--- Data supplied Enclosed Below ---
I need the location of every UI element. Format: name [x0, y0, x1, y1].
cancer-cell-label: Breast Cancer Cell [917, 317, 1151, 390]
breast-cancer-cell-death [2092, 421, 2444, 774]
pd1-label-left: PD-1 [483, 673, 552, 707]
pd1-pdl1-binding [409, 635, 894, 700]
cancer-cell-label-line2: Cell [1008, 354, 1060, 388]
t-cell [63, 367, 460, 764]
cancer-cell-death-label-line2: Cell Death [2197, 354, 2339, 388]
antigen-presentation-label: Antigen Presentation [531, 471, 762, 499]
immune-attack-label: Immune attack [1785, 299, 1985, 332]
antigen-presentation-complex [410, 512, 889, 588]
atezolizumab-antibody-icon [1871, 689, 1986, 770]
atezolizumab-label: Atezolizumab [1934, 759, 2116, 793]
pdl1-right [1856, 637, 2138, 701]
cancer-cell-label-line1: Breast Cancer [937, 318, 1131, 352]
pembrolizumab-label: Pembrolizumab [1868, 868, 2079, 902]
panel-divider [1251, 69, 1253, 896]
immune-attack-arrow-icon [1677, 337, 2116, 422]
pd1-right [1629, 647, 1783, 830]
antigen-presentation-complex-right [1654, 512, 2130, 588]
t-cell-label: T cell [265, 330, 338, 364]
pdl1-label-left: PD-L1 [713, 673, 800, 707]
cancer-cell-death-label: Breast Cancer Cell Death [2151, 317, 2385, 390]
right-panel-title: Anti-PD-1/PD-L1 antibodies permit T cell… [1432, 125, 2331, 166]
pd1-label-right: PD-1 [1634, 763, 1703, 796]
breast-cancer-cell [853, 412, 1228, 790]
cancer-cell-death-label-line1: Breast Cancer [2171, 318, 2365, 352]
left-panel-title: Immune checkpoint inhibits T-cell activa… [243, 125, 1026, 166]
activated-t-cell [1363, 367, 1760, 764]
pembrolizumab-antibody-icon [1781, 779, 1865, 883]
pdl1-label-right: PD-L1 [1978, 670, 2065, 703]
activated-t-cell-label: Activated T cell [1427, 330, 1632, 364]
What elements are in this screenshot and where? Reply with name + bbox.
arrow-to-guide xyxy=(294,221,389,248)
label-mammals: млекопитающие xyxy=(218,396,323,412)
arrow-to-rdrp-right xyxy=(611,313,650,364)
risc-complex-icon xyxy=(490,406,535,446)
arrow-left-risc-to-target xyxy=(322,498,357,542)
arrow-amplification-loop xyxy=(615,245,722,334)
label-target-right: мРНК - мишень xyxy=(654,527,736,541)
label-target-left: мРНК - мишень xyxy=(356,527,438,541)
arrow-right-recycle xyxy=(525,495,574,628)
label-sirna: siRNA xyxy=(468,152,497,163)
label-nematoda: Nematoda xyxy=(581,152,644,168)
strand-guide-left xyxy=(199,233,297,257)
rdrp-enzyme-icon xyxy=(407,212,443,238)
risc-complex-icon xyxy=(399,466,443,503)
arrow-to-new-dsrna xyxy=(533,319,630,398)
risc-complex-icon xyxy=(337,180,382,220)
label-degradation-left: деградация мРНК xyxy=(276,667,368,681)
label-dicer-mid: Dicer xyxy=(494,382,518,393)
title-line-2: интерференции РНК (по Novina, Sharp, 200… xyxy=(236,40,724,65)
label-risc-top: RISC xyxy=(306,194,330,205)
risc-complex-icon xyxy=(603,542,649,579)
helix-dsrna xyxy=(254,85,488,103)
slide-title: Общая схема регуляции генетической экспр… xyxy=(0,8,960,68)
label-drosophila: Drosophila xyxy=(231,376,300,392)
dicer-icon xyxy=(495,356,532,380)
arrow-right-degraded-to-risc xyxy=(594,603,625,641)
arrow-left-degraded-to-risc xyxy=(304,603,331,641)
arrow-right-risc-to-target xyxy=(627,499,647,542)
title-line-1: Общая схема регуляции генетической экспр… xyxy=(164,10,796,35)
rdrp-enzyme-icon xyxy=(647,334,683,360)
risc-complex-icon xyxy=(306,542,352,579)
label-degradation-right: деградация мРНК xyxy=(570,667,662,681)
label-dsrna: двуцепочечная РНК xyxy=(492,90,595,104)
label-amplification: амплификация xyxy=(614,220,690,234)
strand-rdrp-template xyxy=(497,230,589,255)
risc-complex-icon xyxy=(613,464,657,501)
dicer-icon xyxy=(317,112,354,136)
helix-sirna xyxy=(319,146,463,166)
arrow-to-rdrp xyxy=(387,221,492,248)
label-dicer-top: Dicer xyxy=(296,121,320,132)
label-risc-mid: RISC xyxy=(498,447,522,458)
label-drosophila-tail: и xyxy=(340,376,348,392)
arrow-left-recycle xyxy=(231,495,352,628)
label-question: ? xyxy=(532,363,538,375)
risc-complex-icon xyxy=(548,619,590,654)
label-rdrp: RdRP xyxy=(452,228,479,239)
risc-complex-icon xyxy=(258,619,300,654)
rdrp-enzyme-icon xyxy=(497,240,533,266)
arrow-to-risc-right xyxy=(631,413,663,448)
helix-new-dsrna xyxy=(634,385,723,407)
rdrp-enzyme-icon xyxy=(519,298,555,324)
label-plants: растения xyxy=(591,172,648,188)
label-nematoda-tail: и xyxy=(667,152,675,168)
--- End of Enclosed Data supplied ---
### What is required:
Transcribe the data. Leave every line exactly as it is.

### Answer space:
I need the location of every UI element. Format: name [x0, y0, x1, y1].
cancer-cell-label: Breast Cancer Cell [917, 317, 1151, 390]
breast-cancer-cell-death [2092, 421, 2444, 774]
pd1-label-left: PD-1 [483, 673, 552, 707]
pd1-pdl1-binding [409, 635, 894, 700]
cancer-cell-label-line2: Cell [1008, 354, 1060, 388]
t-cell [63, 367, 460, 764]
cancer-cell-death-label-line2: Cell Death [2197, 354, 2339, 388]
antigen-presentation-label: Antigen Presentation [531, 471, 762, 499]
immune-attack-label: Immune attack [1785, 299, 1985, 332]
antigen-presentation-complex [410, 512, 889, 588]
atezolizumab-antibody-icon [1871, 689, 1986, 770]
atezolizumab-label: Atezolizumab [1934, 759, 2116, 793]
pdl1-right [1856, 637, 2138, 701]
cancer-cell-label-line1: Breast Cancer [937, 318, 1131, 352]
pembrolizumab-label: Pembrolizumab [1868, 868, 2079, 902]
panel-divider [1251, 69, 1253, 896]
immune-attack-arrow-icon [1677, 337, 2116, 422]
pd1-right [1629, 647, 1783, 830]
antigen-presentation-complex-right [1654, 512, 2130, 588]
t-cell-label: T cell [265, 330, 338, 364]
pdl1-label-left: PD-L1 [713, 673, 800, 707]
cancer-cell-death-label: Breast Cancer Cell Death [2151, 317, 2385, 390]
right-panel-title: Anti-PD-1/PD-L1 antibodies permit T cell… [1432, 125, 2331, 166]
pd1-label-right: PD-1 [1634, 763, 1703, 796]
breast-cancer-cell [853, 412, 1228, 790]
cancer-cell-death-label-line1: Breast Cancer [2171, 318, 2365, 352]
left-panel-title: Immune checkpoint inhibits T-cell activa… [243, 125, 1026, 166]
activated-t-cell [1363, 367, 1760, 764]
pembrolizumab-antibody-icon [1781, 779, 1865, 883]
pdl1-label-right: PD-L1 [1978, 670, 2065, 703]
activated-t-cell-label: Activated T cell [1427, 330, 1632, 364]
What elements are in this screenshot and where? Reply with name + bbox.
arrow-to-guide xyxy=(294,221,389,248)
label-mammals: млекопитающие xyxy=(218,396,323,412)
arrow-to-rdrp-right xyxy=(611,313,650,364)
risc-complex-icon xyxy=(490,406,535,446)
arrow-left-risc-to-target xyxy=(322,498,357,542)
arrow-amplification-loop xyxy=(615,245,722,334)
label-target-right: мРНК - мишень xyxy=(654,527,736,541)
label-target-left: мРНК - мишень xyxy=(356,527,438,541)
arrow-right-recycle xyxy=(525,495,574,628)
label-sirna: siRNA xyxy=(468,152,497,163)
label-nematoda: Nematoda xyxy=(581,152,644,168)
strand-guide-left xyxy=(199,233,297,257)
rdrp-enzyme-icon xyxy=(407,212,443,238)
risc-complex-icon xyxy=(399,466,443,503)
arrow-to-new-dsrna xyxy=(533,319,630,398)
risc-complex-icon xyxy=(337,180,382,220)
label-degradation-left: деградация мРНК xyxy=(276,667,368,681)
label-dicer-mid: Dicer xyxy=(494,382,518,393)
title-line-2: интерференции РНК (по Novina, Sharp, 200… xyxy=(236,40,724,65)
label-risc-top: RISC xyxy=(306,194,330,205)
risc-complex-icon xyxy=(603,542,649,579)
helix-dsrna xyxy=(254,85,488,103)
slide-title: Общая схема регуляции генетической экспр… xyxy=(0,8,960,68)
label-drosophila: Drosophila xyxy=(231,376,300,392)
dicer-icon xyxy=(495,356,532,380)
arrow-right-degraded-to-risc xyxy=(594,603,625,641)
arrow-left-degraded-to-risc xyxy=(304,603,331,641)
arrow-right-risc-to-target xyxy=(627,499,647,542)
title-line-1: Общая схема регуляции генетической экспр… xyxy=(164,10,796,35)
rdrp-enzyme-icon xyxy=(647,334,683,360)
risc-complex-icon xyxy=(306,542,352,579)
label-degradation-right: деградация мРНК xyxy=(570,667,662,681)
label-dsrna: двуцепочечная РНК xyxy=(492,90,595,104)
label-amplification: амплификация xyxy=(614,220,690,234)
strand-rdrp-template xyxy=(497,230,589,255)
risc-complex-icon xyxy=(613,464,657,501)
dicer-icon xyxy=(317,112,354,136)
helix-sirna xyxy=(319,146,463,166)
arrow-to-rdrp xyxy=(387,221,492,248)
label-dicer-top: Dicer xyxy=(296,121,320,132)
label-risc-mid: RISC xyxy=(498,447,522,458)
label-drosophila-tail: и xyxy=(340,376,348,392)
arrow-left-recycle xyxy=(231,495,352,628)
label-question: ? xyxy=(532,363,538,375)
risc-complex-icon xyxy=(548,619,590,654)
label-rdrp: RdRP xyxy=(452,228,479,239)
risc-complex-icon xyxy=(258,619,300,654)
rdrp-enzyme-icon xyxy=(497,240,533,266)
arrow-to-risc-right xyxy=(631,413,663,448)
helix-new-dsrna xyxy=(634,385,723,407)
rdrp-enzyme-icon xyxy=(519,298,555,324)
label-plants: растения xyxy=(591,172,648,188)
label-nematoda-tail: и xyxy=(667,152,675,168)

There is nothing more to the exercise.